**Chart and figure data**:
——

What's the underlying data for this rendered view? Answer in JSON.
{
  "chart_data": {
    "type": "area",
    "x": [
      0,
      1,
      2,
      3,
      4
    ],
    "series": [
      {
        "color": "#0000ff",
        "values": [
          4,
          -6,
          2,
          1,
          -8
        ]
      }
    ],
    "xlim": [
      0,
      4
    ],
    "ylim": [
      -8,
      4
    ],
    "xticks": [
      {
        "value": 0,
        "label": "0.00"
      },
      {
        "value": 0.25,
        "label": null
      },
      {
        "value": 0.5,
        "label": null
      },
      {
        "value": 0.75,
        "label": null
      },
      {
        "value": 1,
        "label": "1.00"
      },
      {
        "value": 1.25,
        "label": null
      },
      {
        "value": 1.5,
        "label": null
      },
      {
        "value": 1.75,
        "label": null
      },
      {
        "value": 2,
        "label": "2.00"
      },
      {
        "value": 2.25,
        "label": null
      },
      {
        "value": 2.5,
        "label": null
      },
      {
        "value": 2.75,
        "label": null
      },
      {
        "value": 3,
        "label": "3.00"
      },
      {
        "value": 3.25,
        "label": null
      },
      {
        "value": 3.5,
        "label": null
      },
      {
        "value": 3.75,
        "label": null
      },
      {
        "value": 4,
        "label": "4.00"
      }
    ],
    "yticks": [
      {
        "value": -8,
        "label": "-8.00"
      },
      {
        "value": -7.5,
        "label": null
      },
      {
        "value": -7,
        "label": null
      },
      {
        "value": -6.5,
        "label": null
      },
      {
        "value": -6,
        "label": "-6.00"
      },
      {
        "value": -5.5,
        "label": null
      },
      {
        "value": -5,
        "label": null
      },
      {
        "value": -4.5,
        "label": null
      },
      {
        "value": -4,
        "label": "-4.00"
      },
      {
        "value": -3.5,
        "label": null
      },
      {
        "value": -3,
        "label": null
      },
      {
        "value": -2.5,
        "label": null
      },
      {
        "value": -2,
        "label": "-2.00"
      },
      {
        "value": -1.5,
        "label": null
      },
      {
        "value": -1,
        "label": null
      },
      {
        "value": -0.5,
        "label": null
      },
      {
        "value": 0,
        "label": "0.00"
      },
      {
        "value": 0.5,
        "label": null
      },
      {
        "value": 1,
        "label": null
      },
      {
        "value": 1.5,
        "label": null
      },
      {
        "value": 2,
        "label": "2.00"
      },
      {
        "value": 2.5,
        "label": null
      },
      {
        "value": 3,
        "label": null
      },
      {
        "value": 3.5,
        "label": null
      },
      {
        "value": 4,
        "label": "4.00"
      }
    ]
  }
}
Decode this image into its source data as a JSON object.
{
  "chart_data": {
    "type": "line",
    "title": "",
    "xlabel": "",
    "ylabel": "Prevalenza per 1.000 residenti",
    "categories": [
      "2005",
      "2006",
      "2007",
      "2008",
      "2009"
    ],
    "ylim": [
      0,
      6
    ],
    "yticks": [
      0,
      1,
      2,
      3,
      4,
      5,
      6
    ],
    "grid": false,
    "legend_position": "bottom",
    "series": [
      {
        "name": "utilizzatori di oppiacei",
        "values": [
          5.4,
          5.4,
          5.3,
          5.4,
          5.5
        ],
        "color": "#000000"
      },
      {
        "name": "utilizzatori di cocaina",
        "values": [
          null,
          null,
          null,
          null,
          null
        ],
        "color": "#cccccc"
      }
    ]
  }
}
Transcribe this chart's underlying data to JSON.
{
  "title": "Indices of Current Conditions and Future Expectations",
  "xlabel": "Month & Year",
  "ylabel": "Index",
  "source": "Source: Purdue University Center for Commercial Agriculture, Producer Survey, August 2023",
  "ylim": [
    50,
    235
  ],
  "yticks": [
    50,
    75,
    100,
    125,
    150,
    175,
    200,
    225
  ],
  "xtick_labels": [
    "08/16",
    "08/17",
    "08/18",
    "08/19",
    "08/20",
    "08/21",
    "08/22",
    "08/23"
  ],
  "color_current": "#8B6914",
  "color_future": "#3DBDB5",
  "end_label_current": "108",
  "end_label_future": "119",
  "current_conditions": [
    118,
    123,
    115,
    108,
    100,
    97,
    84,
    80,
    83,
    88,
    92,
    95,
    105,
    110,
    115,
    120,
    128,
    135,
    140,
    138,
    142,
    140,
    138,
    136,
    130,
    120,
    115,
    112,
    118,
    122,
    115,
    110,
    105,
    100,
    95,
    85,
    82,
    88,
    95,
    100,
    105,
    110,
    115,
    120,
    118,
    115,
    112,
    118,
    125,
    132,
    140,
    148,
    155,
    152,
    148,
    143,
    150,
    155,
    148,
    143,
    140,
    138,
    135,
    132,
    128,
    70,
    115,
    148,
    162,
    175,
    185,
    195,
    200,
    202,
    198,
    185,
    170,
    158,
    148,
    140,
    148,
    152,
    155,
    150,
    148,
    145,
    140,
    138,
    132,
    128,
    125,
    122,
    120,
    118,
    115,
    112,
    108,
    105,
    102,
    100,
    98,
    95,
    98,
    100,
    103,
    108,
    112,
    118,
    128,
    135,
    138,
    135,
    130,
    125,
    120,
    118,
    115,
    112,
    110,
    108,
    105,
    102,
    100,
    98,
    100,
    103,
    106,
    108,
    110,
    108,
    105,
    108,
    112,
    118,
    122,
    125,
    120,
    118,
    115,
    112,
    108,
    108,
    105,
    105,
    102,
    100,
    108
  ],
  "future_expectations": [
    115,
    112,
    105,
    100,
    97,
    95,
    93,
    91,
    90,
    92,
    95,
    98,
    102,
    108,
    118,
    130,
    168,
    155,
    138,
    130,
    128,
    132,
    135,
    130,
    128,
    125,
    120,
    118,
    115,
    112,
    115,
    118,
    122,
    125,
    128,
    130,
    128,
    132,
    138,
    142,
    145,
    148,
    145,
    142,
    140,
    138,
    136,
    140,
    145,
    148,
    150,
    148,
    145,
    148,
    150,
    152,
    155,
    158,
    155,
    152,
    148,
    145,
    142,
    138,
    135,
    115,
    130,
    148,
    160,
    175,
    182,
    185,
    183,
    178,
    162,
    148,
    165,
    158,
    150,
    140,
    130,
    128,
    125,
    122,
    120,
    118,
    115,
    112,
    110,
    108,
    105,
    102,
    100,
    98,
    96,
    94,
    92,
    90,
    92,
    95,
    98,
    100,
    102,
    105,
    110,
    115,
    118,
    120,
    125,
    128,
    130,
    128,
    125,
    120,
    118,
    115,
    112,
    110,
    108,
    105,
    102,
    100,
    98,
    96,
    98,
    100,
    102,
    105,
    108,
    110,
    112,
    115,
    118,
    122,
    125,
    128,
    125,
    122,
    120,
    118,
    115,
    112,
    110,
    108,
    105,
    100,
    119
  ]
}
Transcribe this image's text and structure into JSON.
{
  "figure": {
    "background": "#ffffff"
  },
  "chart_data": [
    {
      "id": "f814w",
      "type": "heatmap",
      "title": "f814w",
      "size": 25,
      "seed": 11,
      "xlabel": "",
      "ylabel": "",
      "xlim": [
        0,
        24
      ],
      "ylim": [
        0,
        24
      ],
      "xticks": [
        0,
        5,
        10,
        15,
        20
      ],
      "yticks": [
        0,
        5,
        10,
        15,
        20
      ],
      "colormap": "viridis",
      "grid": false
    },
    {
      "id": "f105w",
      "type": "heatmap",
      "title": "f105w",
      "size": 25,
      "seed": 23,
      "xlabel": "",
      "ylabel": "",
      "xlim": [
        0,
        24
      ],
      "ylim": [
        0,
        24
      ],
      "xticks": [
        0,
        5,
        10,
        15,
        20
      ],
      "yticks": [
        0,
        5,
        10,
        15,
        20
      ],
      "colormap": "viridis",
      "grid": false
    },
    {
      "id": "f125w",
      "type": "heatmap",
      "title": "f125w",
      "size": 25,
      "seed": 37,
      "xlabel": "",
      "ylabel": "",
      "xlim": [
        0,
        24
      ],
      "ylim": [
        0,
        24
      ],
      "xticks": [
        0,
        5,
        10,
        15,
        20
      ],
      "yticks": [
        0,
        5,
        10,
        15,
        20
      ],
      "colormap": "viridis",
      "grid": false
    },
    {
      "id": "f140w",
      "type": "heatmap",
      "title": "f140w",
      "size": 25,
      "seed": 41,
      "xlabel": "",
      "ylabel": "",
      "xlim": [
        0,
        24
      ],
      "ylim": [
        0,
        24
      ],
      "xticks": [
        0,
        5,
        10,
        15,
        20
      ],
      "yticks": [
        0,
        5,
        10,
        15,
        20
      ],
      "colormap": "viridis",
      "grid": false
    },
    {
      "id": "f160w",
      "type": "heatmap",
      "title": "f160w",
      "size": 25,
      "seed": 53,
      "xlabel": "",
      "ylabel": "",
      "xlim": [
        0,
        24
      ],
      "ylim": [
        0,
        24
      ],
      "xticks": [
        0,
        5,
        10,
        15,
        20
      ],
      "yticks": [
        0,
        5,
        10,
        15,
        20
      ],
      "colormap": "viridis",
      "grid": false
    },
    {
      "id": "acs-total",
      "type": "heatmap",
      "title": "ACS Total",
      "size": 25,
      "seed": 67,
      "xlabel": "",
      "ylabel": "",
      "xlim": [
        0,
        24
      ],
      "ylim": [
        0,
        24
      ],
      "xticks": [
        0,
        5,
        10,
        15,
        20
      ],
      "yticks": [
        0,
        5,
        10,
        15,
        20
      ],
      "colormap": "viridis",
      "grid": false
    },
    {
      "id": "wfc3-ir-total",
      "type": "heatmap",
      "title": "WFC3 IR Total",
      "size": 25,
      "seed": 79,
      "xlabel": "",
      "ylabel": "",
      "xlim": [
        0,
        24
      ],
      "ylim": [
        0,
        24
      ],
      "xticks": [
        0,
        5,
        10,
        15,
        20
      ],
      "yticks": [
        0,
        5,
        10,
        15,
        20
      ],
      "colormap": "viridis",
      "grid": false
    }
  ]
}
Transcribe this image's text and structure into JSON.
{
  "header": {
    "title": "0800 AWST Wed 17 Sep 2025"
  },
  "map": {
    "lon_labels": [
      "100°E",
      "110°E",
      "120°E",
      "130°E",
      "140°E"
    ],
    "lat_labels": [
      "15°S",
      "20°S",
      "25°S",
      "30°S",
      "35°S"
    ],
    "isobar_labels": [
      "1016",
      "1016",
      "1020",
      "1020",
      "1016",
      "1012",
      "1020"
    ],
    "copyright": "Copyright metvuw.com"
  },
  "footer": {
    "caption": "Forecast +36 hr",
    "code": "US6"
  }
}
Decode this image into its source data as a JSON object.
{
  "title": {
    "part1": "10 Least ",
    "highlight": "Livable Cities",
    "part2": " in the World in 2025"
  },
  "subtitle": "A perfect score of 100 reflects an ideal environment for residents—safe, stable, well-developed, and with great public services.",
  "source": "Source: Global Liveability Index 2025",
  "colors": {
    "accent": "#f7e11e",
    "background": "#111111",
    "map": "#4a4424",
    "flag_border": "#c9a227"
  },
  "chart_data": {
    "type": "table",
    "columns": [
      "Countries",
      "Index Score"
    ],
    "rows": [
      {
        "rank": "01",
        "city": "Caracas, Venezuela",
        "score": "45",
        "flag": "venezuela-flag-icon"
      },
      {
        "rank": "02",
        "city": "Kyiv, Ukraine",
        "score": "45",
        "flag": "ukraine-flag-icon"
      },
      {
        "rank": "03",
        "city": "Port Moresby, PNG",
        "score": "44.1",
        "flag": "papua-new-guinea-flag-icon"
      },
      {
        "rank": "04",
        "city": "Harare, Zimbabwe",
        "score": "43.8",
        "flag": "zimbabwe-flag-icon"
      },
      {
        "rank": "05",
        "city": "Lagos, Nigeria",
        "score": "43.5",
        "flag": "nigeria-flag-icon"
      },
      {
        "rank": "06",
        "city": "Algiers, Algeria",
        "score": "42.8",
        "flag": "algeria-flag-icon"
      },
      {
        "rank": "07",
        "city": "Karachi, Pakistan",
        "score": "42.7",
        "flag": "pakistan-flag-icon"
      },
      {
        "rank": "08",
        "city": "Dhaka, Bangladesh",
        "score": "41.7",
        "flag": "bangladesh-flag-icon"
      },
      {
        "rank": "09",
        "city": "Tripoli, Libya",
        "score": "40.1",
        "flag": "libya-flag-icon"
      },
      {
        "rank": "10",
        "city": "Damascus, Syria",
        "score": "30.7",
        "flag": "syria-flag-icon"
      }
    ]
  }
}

——

**Job**:
Count the lines in the records above that hold the word "city", and give only that number.

**Finished task**:
10